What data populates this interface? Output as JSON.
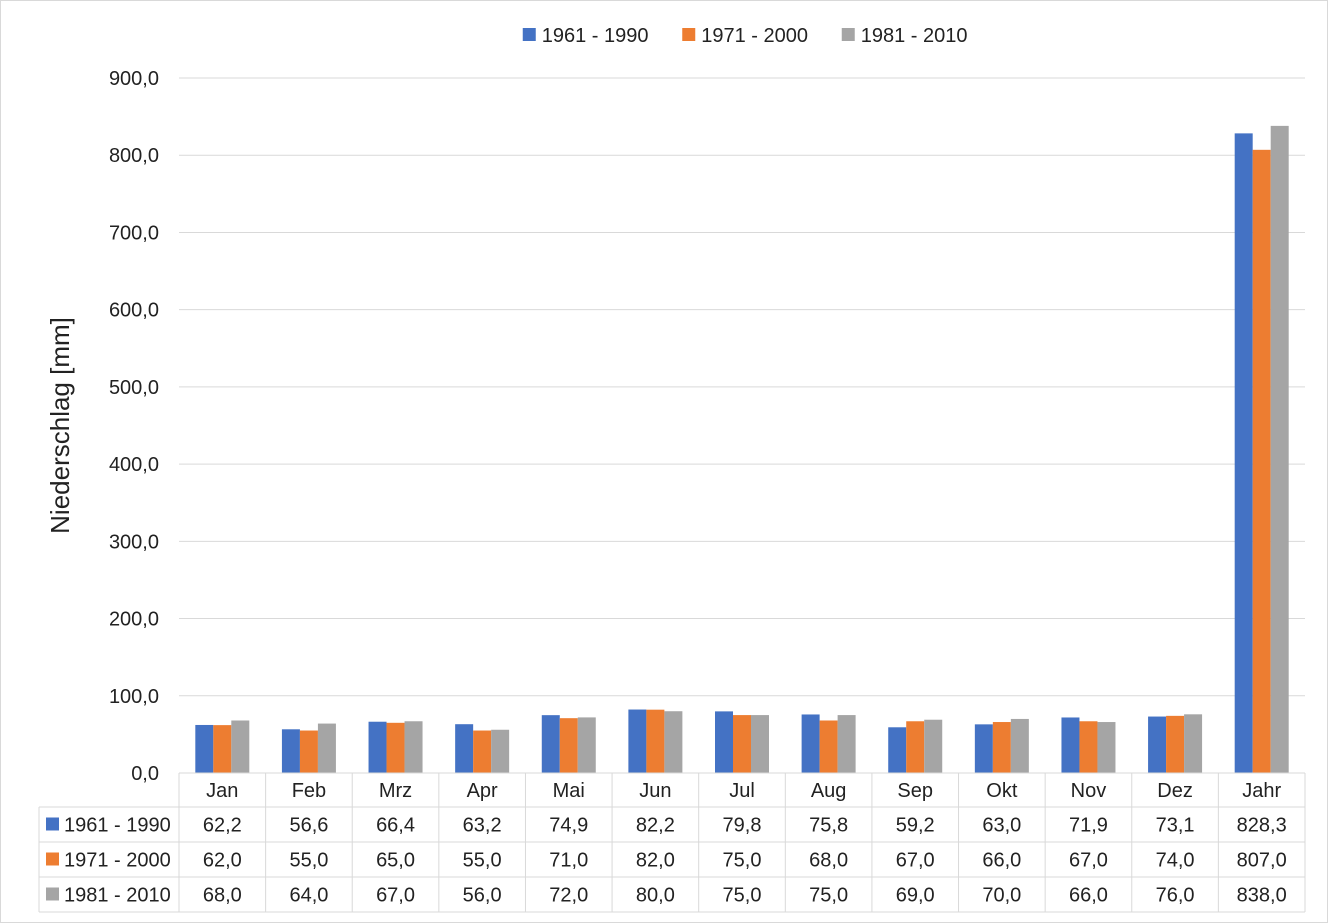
{
  "chart_data": {
    "type": "bar",
    "ylabel": "Niederschlag [mm]",
    "xlabel": "",
    "ylim": [
      0,
      900
    ],
    "yticks": [
      "0,0",
      "100,0",
      "200,0",
      "300,0",
      "400,0",
      "500,0",
      "600,0",
      "700,0",
      "800,0",
      "900,0"
    ],
    "grid": true,
    "legend_position": "top",
    "categories": [
      "Jan",
      "Feb",
      "Mrz",
      "Apr",
      "Mai",
      "Jun",
      "Jul",
      "Aug",
      "Sep",
      "Okt",
      "Nov",
      "Dez",
      "Jahr"
    ],
    "series": [
      {
        "name": "1961 - 1990",
        "color": "#4472C4",
        "values": [
          62.2,
          56.6,
          66.4,
          63.2,
          74.9,
          82.2,
          79.8,
          75.8,
          59.2,
          63.0,
          71.9,
          73.1,
          828.3
        ],
        "labels": [
          "62,2",
          "56,6",
          "66,4",
          "63,2",
          "74,9",
          "82,2",
          "79,8",
          "75,8",
          "59,2",
          "63,0",
          "71,9",
          "73,1",
          "828,3"
        ]
      },
      {
        "name": "1971 - 2000",
        "color": "#ED7D31",
        "values": [
          62.0,
          55.0,
          65.0,
          55.0,
          71.0,
          82.0,
          75.0,
          68.0,
          67.0,
          66.0,
          67.0,
          74.0,
          807.0
        ],
        "labels": [
          "62,0",
          "55,0",
          "65,0",
          "55,0",
          "71,0",
          "82,0",
          "75,0",
          "68,0",
          "67,0",
          "66,0",
          "67,0",
          "74,0",
          "807,0"
        ]
      },
      {
        "name": "1981 - 2010",
        "color": "#A5A5A5",
        "values": [
          68.0,
          64.0,
          67.0,
          56.0,
          72.0,
          80.0,
          75.0,
          75.0,
          69.0,
          70.0,
          66.0,
          76.0,
          838.0
        ],
        "labels": [
          "68,0",
          "64,0",
          "67,0",
          "56,0",
          "72,0",
          "80,0",
          "75,0",
          "75,0",
          "69,0",
          "70,0",
          "66,0",
          "76,0",
          "838,0"
        ]
      }
    ]
  }
}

• _What to produce_
Drop the pictures and reproduce the rest of the entries above exactly.

• _Answer to this exercise_
What data populates this interface? Output as JSON.
{
  "chart_data": {
    "type": "bar",
    "ylabel": "Niederschlag [mm]",
    "xlabel": "",
    "ylim": [
      0,
      900
    ],
    "yticks": [
      "0,0",
      "100,0",
      "200,0",
      "300,0",
      "400,0",
      "500,0",
      "600,0",
      "700,0",
      "800,0",
      "900,0"
    ],
    "grid": true,
    "legend_position": "top",
    "categories": [
      "Jan",
      "Feb",
      "Mrz",
      "Apr",
      "Mai",
      "Jun",
      "Jul",
      "Aug",
      "Sep",
      "Okt",
      "Nov",
      "Dez",
      "Jahr"
    ],
    "series": [
      {
        "name": "1961 - 1990",
        "color": "#4472C4",
        "values": [
          62.2,
          56.6,
          66.4,
          63.2,
          74.9,
          82.2,
          79.8,
          75.8,
          59.2,
          63.0,
          71.9,
          73.1,
          828.3
        ],
        "labels": [
          "62,2",
          "56,6",
          "66,4",
          "63,2",
          "74,9",
          "82,2",
          "79,8",
          "75,8",
          "59,2",
          "63,0",
          "71,9",
          "73,1",
          "828,3"
        ]
      },
      {
        "name": "1971 - 2000",
        "color": "#ED7D31",
        "values": [
          62.0,
          55.0,
          65.0,
          55.0,
          71.0,
          82.0,
          75.0,
          68.0,
          67.0,
          66.0,
          67.0,
          74.0,
          807.0
        ],
        "labels": [
          "62,0",
          "55,0",
          "65,0",
          "55,0",
          "71,0",
          "82,0",
          "75,0",
          "68,0",
          "67,0",
          "66,0",
          "67,0",
          "74,0",
          "807,0"
        ]
      },
      {
        "name": "1981 - 2010",
        "color": "#A5A5A5",
        "values": [
          68.0,
          64.0,
          67.0,
          56.0,
          72.0,
          80.0,
          75.0,
          75.0,
          69.0,
          70.0,
          66.0,
          76.0,
          838.0
        ],
        "labels": [
          "68,0",
          "64,0",
          "67,0",
          "56,0",
          "72,0",
          "80,0",
          "75,0",
          "75,0",
          "69,0",
          "70,0",
          "66,0",
          "76,0",
          "838,0"
        ]
      }
    ]
  }
}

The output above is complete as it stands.